To do: Search the data below for "Powell"; list each line that holds it.
** START **
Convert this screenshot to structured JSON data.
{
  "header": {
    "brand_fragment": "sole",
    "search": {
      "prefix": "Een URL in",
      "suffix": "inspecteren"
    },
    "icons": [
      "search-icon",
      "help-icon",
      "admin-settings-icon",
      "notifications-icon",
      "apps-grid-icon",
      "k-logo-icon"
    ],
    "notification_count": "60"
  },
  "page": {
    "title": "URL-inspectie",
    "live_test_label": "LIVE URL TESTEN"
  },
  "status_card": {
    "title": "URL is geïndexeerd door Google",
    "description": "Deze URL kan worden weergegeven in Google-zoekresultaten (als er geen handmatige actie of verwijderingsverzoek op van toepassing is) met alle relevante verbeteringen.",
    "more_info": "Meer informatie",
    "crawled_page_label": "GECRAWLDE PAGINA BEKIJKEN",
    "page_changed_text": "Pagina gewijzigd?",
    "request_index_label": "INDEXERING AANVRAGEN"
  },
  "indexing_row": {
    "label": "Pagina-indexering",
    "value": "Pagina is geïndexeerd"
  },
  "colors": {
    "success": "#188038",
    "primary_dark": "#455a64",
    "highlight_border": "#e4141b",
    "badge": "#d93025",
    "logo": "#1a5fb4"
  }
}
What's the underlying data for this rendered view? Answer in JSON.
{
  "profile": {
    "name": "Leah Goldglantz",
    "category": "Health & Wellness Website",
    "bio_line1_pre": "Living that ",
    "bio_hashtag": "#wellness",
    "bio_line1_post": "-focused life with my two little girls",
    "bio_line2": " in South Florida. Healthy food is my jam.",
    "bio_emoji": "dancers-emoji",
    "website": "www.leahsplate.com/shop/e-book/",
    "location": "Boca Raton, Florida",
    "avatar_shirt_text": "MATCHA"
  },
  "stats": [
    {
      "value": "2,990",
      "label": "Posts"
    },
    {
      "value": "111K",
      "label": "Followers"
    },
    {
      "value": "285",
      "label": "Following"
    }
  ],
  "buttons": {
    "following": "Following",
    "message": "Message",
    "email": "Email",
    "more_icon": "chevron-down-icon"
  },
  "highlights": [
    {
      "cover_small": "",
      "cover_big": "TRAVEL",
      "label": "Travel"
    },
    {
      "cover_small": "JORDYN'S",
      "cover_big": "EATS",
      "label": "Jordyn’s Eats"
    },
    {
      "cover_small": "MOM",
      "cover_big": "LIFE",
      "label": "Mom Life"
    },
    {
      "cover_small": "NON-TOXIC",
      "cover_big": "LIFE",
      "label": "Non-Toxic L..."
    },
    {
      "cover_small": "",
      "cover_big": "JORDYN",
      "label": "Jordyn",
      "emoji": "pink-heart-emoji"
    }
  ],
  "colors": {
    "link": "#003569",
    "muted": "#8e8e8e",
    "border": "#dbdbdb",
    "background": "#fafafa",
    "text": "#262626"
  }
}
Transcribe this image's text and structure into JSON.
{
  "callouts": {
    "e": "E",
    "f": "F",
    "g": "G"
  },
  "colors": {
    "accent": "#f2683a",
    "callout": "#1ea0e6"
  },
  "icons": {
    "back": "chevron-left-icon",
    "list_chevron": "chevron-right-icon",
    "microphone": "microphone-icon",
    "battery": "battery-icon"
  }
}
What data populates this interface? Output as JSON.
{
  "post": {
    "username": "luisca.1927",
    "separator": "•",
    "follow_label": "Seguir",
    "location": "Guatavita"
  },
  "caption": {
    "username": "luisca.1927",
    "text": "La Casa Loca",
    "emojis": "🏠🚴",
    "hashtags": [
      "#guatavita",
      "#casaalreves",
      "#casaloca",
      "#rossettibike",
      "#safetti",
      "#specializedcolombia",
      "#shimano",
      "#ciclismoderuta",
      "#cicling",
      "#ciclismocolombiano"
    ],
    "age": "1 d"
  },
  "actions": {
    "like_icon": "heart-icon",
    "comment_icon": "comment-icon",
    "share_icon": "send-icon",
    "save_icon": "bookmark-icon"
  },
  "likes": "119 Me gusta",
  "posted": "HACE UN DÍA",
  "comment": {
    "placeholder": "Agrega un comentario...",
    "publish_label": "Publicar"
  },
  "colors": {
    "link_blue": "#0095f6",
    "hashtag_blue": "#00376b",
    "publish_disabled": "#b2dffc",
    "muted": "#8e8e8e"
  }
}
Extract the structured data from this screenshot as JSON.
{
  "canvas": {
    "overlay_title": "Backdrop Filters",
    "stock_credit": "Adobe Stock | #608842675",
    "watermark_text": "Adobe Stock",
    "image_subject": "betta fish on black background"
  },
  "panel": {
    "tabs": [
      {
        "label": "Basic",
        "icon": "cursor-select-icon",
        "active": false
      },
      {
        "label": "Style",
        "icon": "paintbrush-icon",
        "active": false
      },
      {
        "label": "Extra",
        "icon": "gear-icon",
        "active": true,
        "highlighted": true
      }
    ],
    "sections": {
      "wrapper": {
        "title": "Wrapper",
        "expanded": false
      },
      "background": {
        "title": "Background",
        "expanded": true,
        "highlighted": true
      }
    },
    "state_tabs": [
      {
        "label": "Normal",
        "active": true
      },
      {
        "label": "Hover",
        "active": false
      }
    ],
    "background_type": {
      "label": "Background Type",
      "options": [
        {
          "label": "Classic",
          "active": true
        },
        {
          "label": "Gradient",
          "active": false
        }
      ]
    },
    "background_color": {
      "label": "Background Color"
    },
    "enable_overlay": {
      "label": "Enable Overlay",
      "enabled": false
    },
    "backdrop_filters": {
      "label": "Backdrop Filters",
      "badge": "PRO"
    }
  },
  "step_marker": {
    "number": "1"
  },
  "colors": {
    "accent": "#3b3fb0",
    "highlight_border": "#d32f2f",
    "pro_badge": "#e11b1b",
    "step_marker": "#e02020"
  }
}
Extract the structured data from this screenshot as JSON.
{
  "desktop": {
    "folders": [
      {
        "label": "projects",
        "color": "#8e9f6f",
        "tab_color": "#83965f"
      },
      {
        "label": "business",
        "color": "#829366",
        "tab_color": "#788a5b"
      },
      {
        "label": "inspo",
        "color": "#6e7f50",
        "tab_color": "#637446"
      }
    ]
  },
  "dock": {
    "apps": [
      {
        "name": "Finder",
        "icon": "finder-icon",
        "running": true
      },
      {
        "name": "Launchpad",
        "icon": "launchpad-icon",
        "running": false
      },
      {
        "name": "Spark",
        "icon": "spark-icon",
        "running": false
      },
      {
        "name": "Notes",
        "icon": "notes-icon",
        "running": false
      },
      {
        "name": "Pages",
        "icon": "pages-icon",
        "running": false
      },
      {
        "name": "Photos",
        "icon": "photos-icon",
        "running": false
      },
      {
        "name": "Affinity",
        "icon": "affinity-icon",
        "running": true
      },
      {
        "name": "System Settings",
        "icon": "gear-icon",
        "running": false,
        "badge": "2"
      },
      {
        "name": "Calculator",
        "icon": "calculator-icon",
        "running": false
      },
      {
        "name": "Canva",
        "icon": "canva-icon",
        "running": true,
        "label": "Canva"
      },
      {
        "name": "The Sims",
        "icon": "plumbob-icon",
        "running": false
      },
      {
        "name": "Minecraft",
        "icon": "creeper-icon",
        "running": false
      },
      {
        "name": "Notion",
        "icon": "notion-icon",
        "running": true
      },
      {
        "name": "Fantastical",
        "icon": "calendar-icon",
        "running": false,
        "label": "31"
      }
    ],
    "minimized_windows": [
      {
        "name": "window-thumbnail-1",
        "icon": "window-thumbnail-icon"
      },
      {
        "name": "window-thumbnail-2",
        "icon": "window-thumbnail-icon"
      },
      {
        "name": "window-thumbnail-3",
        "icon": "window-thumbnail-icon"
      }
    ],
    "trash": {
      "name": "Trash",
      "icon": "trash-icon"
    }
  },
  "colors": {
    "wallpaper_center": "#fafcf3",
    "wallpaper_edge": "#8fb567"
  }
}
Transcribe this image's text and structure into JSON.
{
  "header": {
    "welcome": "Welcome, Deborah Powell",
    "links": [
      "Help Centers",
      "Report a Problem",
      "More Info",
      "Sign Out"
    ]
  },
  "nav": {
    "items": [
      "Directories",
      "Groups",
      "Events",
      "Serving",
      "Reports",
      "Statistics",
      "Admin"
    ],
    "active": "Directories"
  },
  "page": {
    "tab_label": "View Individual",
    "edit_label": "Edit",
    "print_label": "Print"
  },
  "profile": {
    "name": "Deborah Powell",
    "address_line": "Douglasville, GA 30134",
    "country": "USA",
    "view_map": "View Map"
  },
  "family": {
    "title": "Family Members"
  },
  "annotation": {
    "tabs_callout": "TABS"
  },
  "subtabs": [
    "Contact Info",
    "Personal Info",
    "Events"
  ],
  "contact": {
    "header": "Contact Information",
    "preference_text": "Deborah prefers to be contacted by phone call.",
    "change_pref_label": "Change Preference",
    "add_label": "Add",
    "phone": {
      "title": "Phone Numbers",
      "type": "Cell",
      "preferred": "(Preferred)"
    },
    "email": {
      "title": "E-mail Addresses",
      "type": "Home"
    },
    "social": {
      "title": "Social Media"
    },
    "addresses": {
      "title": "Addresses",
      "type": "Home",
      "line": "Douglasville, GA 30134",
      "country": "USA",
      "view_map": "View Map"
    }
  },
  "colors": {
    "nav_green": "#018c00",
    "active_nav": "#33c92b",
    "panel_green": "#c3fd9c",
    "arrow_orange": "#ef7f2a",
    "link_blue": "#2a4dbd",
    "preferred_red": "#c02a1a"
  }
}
** END **
Problem solution:
    "welcome": "Welcome, Deborah Powell",
    "name": "Deborah Powell",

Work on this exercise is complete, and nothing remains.